▶ [Data supplied]:
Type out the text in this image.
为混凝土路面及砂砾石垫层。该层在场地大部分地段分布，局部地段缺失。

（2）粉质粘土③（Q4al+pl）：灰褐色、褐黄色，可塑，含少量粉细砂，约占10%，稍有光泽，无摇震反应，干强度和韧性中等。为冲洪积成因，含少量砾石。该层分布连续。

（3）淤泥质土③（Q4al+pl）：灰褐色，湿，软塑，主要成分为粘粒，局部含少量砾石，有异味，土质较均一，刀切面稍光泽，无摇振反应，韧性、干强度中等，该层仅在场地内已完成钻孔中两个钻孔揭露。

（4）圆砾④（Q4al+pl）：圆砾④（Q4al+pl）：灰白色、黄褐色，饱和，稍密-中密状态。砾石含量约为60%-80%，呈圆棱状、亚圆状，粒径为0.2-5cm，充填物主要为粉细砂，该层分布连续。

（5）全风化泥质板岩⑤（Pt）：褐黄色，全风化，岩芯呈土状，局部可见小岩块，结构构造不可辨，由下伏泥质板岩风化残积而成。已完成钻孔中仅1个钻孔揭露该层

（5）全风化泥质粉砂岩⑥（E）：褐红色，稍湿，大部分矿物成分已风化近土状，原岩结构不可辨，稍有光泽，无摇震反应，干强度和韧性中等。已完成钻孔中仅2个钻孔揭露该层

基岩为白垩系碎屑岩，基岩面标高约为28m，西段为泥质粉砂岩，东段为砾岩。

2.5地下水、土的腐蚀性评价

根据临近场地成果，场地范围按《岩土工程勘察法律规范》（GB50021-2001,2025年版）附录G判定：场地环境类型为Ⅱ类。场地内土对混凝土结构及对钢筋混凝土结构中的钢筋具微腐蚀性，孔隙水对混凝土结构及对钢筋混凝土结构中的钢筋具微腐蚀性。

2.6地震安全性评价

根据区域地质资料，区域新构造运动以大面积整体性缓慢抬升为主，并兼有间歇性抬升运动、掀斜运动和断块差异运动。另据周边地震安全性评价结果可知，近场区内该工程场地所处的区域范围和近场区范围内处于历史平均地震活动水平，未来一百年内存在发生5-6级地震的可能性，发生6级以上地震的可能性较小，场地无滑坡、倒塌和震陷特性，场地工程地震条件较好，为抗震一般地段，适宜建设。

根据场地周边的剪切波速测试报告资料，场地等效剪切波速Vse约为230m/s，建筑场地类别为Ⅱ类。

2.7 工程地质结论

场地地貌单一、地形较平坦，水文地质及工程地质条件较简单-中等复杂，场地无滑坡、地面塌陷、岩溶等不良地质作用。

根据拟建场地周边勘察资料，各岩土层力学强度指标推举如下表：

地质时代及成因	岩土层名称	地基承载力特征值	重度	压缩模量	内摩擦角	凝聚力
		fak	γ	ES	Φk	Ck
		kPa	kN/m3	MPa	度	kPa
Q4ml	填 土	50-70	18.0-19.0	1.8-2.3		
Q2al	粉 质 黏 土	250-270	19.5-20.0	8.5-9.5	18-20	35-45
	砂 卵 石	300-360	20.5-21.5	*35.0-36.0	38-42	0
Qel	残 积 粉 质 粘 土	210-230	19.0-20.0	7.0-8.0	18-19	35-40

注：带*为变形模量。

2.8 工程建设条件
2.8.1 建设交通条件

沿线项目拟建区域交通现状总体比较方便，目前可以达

▶ [Task]: Scan the entries above for the word "无摇震反应" and collect each line holding it.

▶ [Reply]:
（2）粉质粘土③（Q4al+pl）：灰褐色、褐黄色，可塑，含少量粉细砂，约占10%，稍有光泽，无摇震反应，干强度和韧性中等。为冲洪积成因，含少量砾石。该层分布连续。
（5）全风化泥质粉砂岩⑥（E）：褐红色，稍湿，大部分矿物成分已风化近土状，原岩结构不可辨，稍有光泽，无摇震反应，干强度和韧性中等。已完成钻孔中仅2个钻孔揭露该层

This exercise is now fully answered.